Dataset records

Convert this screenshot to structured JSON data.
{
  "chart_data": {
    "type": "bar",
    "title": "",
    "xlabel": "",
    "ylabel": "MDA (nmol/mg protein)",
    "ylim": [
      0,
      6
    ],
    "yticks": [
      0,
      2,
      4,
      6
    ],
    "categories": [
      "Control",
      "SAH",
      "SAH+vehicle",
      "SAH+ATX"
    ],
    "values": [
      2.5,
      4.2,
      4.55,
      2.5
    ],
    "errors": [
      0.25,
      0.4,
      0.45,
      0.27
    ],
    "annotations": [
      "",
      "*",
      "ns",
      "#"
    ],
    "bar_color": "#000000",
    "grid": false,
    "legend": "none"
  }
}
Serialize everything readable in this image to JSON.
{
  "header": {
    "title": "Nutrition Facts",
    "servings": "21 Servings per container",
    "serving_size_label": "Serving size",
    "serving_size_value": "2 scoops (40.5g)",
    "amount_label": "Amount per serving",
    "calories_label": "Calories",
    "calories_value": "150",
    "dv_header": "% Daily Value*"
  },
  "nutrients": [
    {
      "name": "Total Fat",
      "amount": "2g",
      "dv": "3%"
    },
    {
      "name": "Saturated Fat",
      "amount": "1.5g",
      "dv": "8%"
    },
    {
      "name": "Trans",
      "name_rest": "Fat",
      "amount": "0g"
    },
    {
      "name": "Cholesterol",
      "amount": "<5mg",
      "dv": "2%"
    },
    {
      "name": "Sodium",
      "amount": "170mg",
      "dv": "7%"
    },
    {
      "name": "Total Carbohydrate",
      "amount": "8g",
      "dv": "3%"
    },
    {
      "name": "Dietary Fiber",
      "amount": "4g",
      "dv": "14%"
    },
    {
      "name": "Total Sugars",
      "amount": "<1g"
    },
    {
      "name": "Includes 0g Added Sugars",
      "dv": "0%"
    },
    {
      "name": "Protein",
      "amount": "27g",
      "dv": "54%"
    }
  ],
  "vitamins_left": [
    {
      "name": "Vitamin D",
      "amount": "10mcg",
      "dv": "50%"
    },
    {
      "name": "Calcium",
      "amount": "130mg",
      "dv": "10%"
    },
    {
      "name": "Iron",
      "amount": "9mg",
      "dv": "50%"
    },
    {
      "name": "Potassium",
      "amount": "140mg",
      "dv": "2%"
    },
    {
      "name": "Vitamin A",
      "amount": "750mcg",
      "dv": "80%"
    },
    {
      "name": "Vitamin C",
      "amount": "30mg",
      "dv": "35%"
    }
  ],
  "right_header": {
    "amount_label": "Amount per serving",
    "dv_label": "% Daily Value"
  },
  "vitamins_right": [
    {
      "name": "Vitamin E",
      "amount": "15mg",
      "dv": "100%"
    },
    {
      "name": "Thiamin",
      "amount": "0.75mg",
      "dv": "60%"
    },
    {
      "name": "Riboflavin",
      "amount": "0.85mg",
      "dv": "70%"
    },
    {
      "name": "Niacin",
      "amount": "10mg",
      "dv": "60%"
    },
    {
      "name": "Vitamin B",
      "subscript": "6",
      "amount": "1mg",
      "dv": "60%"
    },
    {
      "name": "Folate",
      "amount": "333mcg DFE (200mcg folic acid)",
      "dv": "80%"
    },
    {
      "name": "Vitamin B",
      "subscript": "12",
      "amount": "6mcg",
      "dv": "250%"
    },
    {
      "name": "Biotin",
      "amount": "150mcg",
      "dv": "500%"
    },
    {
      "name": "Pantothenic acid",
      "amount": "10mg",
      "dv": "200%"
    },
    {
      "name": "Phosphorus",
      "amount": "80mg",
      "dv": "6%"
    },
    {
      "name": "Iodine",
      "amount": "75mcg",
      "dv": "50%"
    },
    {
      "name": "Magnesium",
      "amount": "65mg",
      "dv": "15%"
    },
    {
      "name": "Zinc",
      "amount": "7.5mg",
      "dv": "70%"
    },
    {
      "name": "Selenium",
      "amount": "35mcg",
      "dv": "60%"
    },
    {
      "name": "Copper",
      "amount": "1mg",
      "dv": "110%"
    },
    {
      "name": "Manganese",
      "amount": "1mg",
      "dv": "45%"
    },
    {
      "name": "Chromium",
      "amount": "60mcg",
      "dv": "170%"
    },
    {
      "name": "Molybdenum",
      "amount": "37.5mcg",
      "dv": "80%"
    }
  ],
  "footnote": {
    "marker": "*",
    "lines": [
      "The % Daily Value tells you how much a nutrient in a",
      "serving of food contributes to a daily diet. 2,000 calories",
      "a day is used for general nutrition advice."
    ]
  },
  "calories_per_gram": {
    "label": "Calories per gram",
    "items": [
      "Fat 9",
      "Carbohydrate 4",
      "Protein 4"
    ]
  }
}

_EXERCISE AIM_
Set down the whole of the data, exactly as it stands.

_SOLUTION FOR THIS EXERCISE_
Convert this screenshot to structured JSON data.
{
  "chart_data": {
    "type": "bar",
    "title": "",
    "xlabel": "",
    "ylabel": "MDA (nmol/mg protein)",
    "ylim": [
      0,
      6
    ],
    "yticks": [
      0,
      2,
      4,
      6
    ],
    "categories": [
      "Control",
      "SAH",
      "SAH+vehicle",
      "SAH+ATX"
    ],
    "values": [
      2.5,
      4.2,
      4.55,
      2.5
    ],
    "errors": [
      0.25,
      0.4,
      0.45,
      0.27
    ],
    "annotations": [
      "",
      "*",
      "ns",
      "#"
    ],
    "bar_color": "#000000",
    "grid": false,
    "legend": "none"
  }
}
Serialize everything readable in this image to JSON.
{
  "header": {
    "title": "Nutrition Facts",
    "servings": "21 Servings per container",
    "serving_size_label": "Serving size",
    "serving_size_value": "2 scoops (40.5g)",
    "amount_label": "Amount per serving",
    "calories_label": "Calories",
    "calories_value": "150",
    "dv_header": "% Daily Value*"
  },
  "nutrients": [
    {
      "name": "Total Fat",
      "amount": "2g",
      "dv": "3%"
    },
    {
      "name": "Saturated Fat",
      "amount": "1.5g",
      "dv": "8%"
    },
    {
      "name": "Trans",
      "name_rest": "Fat",
      "amount": "0g"
    },
    {
      "name": "Cholesterol",
      "amount": "<5mg",
      "dv": "2%"
    },
    {
      "name": "Sodium",
      "amount": "170mg",
      "dv": "7%"
    },
    {
      "name": "Total Carbohydrate",
      "amount": "8g",
      "dv": "3%"
    },
    {
      "name": "Dietary Fiber",
      "amount": "4g",
      "dv": "14%"
    },
    {
      "name": "Total Sugars",
      "amount": "<1g"
    },
    {
      "name": "Includes 0g Added Sugars",
      "dv": "0%"
    },
    {
      "name": "Protein",
      "amount": "27g",
      "dv": "54%"
    }
  ],
  "vitamins_left": [
    {
      "name": "Vitamin D",
      "amount": "10mcg",
      "dv": "50%"
    },
    {
      "name": "Calcium",
      "amount": "130mg",
      "dv": "10%"
    },
    {
      "name": "Iron",
      "amount": "9mg",
      "dv": "50%"
    },
    {
      "name": "Potassium",
      "amount": "140mg",
      "dv": "2%"
    },
    {
      "name": "Vitamin A",
      "amount": "750mcg",
      "dv": "80%"
    },
    {
      "name": "Vitamin C",
      "amount": "30mg",
      "dv": "35%"
    }
  ],
  "right_header": {
    "amount_label": "Amount per serving",
    "dv_label": "% Daily Value"
  },
  "vitamins_right": [
    {
      "name": "Vitamin E",
      "amount": "15mg",
      "dv": "100%"
    },
    {
      "name": "Thiamin",
      "amount": "0.75mg",
      "dv": "60%"
    },
    {
      "name": "Riboflavin",
      "amount": "0.85mg",
      "dv": "70%"
    },
    {
      "name": "Niacin",
      "amount": "10mg",
      "dv": "60%"
    },
    {
      "name": "Vitamin B",
      "subscript": "6",
      "amount": "1mg",
      "dv": "60%"
    },
    {
      "name": "Folate",
      "amount": "333mcg DFE (200mcg folic acid)",
      "dv": "80%"
    },
    {
      "name": "Vitamin B",
      "subscript": "12",
      "amount": "6mcg",
      "dv": "250%"
    },
    {
      "name": "Biotin",
      "amount": "150mcg",
      "dv": "500%"
    },
    {
      "name": "Pantothenic acid",
      "amount": "10mg",
      "dv": "200%"
    },
    {
      "name": "Phosphorus",
      "amount": "80mg",
      "dv": "6%"
    },
    {
      "name": "Iodine",
      "amount": "75mcg",
      "dv": "50%"
    },
    {
      "name": "Magnesium",
      "amount": "65mg",
      "dv": "15%"
    },
    {
      "name": "Zinc",
      "amount": "7.5mg",
      "dv": "70%"
    },
    {
      "name": "Selenium",
      "amount": "35mcg",
      "dv": "60%"
    },
    {
      "name": "Copper",
      "amount": "1mg",
      "dv": "110%"
    },
    {
      "name": "Manganese",
      "amount": "1mg",
      "dv": "45%"
    },
    {
      "name": "Chromium",
      "amount": "60mcg",
      "dv": "170%"
    },
    {
      "name": "Molybdenum",
      "amount": "37.5mcg",
      "dv": "80%"
    }
  ],
  "footnote": {
    "marker": "*",
    "lines": [
      "The % Daily Value tells you how much a nutrient in a",
      "serving of food contributes to a daily diet. 2,000 calories",
      "a day is used for general nutrition advice."
    ]
  },
  "calories_per_gram": {
    "label": "Calories per gram",
    "items": [
      "Fat 9",
      "Carbohydrate 4",
      "Protein 4"
    ]
  }
}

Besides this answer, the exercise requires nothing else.